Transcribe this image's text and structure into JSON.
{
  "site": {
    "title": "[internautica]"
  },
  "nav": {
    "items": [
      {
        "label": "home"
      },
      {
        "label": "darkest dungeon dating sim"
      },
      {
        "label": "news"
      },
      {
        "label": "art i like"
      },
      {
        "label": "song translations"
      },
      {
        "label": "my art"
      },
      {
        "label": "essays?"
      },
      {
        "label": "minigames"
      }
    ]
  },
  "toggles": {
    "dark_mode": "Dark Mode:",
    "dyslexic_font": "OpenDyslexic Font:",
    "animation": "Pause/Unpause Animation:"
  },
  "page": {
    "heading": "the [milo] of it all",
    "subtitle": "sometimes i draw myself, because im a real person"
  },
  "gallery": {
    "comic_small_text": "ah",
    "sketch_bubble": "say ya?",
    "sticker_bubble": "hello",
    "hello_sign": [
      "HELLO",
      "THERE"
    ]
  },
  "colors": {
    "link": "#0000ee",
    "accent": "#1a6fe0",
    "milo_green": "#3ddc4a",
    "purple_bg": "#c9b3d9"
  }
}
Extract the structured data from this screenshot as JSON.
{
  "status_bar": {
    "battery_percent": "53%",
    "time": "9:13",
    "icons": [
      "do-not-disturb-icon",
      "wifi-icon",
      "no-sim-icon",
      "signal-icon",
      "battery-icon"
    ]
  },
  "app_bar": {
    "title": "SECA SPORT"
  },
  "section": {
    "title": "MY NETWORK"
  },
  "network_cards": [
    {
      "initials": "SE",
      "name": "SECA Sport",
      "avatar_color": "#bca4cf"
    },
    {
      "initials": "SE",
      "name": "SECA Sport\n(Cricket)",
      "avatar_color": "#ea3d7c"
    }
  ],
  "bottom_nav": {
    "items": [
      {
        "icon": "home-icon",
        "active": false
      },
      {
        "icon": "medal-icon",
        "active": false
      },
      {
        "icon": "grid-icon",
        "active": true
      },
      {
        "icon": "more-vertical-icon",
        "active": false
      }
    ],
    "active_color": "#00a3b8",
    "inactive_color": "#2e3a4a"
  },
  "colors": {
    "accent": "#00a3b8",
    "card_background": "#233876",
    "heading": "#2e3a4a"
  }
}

#####

What is needed => Exactly reproduce all of the entries.

Solution to the problem =>
Transcribe this image's text and structure into JSON.
{
  "site": {
    "title": "[internautica]"
  },
  "nav": {
    "items": [
      {
        "label": "home"
      },
      {
        "label": "darkest dungeon dating sim"
      },
      {
        "label": "news"
      },
      {
        "label": "art i like"
      },
      {
        "label": "song translations"
      },
      {
        "label": "my art"
      },
      {
        "label": "essays?"
      },
      {
        "label": "minigames"
      }
    ]
  },
  "toggles": {
    "dark_mode": "Dark Mode:",
    "dyslexic_font": "OpenDyslexic Font:",
    "animation": "Pause/Unpause Animation:"
  },
  "page": {
    "heading": "the [milo] of it all",
    "subtitle": "sometimes i draw myself, because im a real person"
  },
  "gallery": {
    "comic_small_text": "ah",
    "sketch_bubble": "say ya?",
    "sticker_bubble": "hello",
    "hello_sign": [
      "HELLO",
      "THERE"
    ]
  },
  "colors": {
    "link": "#0000ee",
    "accent": "#1a6fe0",
    "milo_green": "#3ddc4a",
    "purple_bg": "#c9b3d9"
  }
}
Extract the structured data from this screenshot as JSON.
{
  "status_bar": {
    "battery_percent": "53%",
    "time": "9:13",
    "icons": [
      "do-not-disturb-icon",
      "wifi-icon",
      "no-sim-icon",
      "signal-icon",
      "battery-icon"
    ]
  },
  "app_bar": {
    "title": "SECA SPORT"
  },
  "section": {
    "title": "MY NETWORK"
  },
  "network_cards": [
    {
      "initials": "SE",
      "name": "SECA Sport",
      "avatar_color": "#bca4cf"
    },
    {
      "initials": "SE",
      "name": "SECA Sport\n(Cricket)",
      "avatar_color": "#ea3d7c"
    }
  ],
  "bottom_nav": {
    "items": [
      {
        "icon": "home-icon",
        "active": false
      },
      {
        "icon": "medal-icon",
        "active": false
      },
      {
        "icon": "grid-icon",
        "active": true
      },
      {
        "icon": "more-vertical-icon",
        "active": false
      }
    ],
    "active_color": "#00a3b8",
    "inactive_color": "#2e3a4a"
  },
  "colors": {
    "accent": "#00a3b8",
    "card_background": "#233876",
    "heading": "#2e3a4a"
  }
}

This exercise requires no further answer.